---- Task material

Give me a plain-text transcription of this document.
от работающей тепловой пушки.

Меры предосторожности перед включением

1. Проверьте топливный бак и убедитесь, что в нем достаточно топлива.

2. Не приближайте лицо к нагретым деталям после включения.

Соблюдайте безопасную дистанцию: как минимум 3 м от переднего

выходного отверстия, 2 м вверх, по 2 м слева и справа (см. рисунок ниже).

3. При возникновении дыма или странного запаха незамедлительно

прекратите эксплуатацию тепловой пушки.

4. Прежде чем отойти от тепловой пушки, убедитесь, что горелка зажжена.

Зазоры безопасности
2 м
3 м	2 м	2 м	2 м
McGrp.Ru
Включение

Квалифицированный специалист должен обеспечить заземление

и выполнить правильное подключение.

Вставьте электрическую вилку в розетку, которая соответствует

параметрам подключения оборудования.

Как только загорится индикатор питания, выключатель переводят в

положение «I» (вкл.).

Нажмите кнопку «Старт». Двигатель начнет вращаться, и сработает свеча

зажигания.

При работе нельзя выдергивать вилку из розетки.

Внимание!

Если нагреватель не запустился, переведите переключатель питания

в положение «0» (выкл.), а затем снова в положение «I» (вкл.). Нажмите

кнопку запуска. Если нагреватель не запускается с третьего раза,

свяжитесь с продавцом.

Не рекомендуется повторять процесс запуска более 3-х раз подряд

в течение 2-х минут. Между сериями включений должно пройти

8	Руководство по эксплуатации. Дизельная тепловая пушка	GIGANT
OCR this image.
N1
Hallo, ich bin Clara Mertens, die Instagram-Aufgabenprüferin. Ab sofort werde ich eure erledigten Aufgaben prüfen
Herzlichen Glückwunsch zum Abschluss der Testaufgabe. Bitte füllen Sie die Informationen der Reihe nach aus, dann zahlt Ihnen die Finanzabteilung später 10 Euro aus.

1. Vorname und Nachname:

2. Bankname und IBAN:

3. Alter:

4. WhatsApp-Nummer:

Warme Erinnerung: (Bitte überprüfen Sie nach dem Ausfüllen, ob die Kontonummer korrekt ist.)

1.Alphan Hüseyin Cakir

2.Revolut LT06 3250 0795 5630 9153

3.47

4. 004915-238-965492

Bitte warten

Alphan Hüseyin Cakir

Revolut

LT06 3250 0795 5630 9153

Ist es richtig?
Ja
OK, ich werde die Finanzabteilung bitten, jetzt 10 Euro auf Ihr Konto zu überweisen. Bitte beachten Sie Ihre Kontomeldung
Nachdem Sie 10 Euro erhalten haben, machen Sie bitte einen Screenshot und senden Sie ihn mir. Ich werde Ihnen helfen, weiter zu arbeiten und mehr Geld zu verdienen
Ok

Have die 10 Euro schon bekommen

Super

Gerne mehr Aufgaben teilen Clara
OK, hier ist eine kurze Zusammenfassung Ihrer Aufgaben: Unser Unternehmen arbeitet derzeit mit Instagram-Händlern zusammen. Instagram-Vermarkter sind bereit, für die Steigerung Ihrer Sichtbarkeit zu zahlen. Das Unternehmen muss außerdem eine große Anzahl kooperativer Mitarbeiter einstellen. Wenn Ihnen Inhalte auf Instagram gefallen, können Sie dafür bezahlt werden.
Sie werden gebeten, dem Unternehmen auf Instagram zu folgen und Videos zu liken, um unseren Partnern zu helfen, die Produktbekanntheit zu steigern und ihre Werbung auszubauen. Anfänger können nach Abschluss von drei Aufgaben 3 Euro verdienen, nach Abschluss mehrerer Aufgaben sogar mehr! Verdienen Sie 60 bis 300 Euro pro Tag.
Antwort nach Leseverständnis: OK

--------

## Requirements
Please restate the records in full, word for word.

## Result of this task
Give me a plain-text transcription of this document.
от работающей тепловой пушки.

Меры предосторожности перед включением

1. Проверьте топливный бак и убедитесь, что в нем достаточно топлива.

2. Не приближайте лицо к нагретым деталям после включения.

Соблюдайте безопасную дистанцию: как минимум 3 м от переднего

выходного отверстия, 2 м вверх, по 2 м слева и справа (см. рисунок ниже).

3. При возникновении дыма или странного запаха незамедлительно

прекратите эксплуатацию тепловой пушки.

4. Прежде чем отойти от тепловой пушки, убедитесь, что горелка зажжена.

Зазоры безопасности
2 м
3 м	2 м	2 м	2 м
McGrp.Ru
Включение

Квалифицированный специалист должен обеспечить заземление

и выполнить правильное подключение.

Вставьте электрическую вилку в розетку, которая соответствует

параметрам подключения оборудования.

Как только загорится индикатор питания, выключатель переводят в

положение «I» (вкл.).

Нажмите кнопку «Старт». Двигатель начнет вращаться, и сработает свеча

зажигания.

При работе нельзя выдергивать вилку из розетки.

Внимание!

Если нагреватель не запустился, переведите переключатель питания

в положение «0» (выкл.), а затем снова в положение «I» (вкл.). Нажмите

кнопку запуска. Если нагреватель не запускается с третьего раза,

свяжитесь с продавцом.

Не рекомендуется повторять процесс запуска более 3-х раз подряд

в течение 2-х минут. Между сериями включений должно пройти

8	Руководство по эксплуатации. Дизельная тепловая пушка	GIGANT
OCR this image.
N1
Hallo, ich bin Clara Mertens, die Instagram-Aufgabenprüferin. Ab sofort werde ich eure erledigten Aufgaben prüfen
Herzlichen Glückwunsch zum Abschluss der Testaufgabe. Bitte füllen Sie die Informationen der Reihe nach aus, dann zahlt Ihnen die Finanzabteilung später 10 Euro aus.

1. Vorname und Nachname:

2. Bankname und IBAN:

3. Alter:

4. WhatsApp-Nummer:

Warme Erinnerung: (Bitte überprüfen Sie nach dem Ausfüllen, ob die Kontonummer korrekt ist.)

1.Alphan Hüseyin Cakir

2.Revolut LT06 3250 0795 5630 9153

3.47

4. 004915-238-965492

Bitte warten

Alphan Hüseyin Cakir

Revolut

LT06 3250 0795 5630 9153

Ist es richtig?
Ja
OK, ich werde die Finanzabteilung bitten, jetzt 10 Euro auf Ihr Konto zu überweisen. Bitte beachten Sie Ihre Kontomeldung
Nachdem Sie 10 Euro erhalten haben, machen Sie bitte einen Screenshot und senden Sie ihn mir. Ich werde Ihnen helfen, weiter zu arbeiten und mehr Geld zu verdienen
Ok

Have die 10 Euro schon bekommen

Super

Gerne mehr Aufgaben teilen Clara
OK, hier ist eine kurze Zusammenfassung Ihrer Aufgaben: Unser Unternehmen arbeitet derzeit mit Instagram-Händlern zusammen. Instagram-Vermarkter sind bereit, für die Steigerung Ihrer Sichtbarkeit zu zahlen. Das Unternehmen muss außerdem eine große Anzahl kooperativer Mitarbeiter einstellen. Wenn Ihnen Inhalte auf Instagram gefallen, können Sie dafür bezahlt werden.
Sie werden gebeten, dem Unternehmen auf Instagram zu folgen und Videos zu liken, um unseren Partnern zu helfen, die Produktbekanntheit zu steigern und ihre Werbung auszubauen. Anfänger können nach Abschluss von drei Aufgaben 3 Euro verdienen, nach Abschluss mehrerer Aufgaben sogar mehr! Verdienen Sie 60 bis 300 Euro pro Tag.
Antwort nach Leseverständnis: OK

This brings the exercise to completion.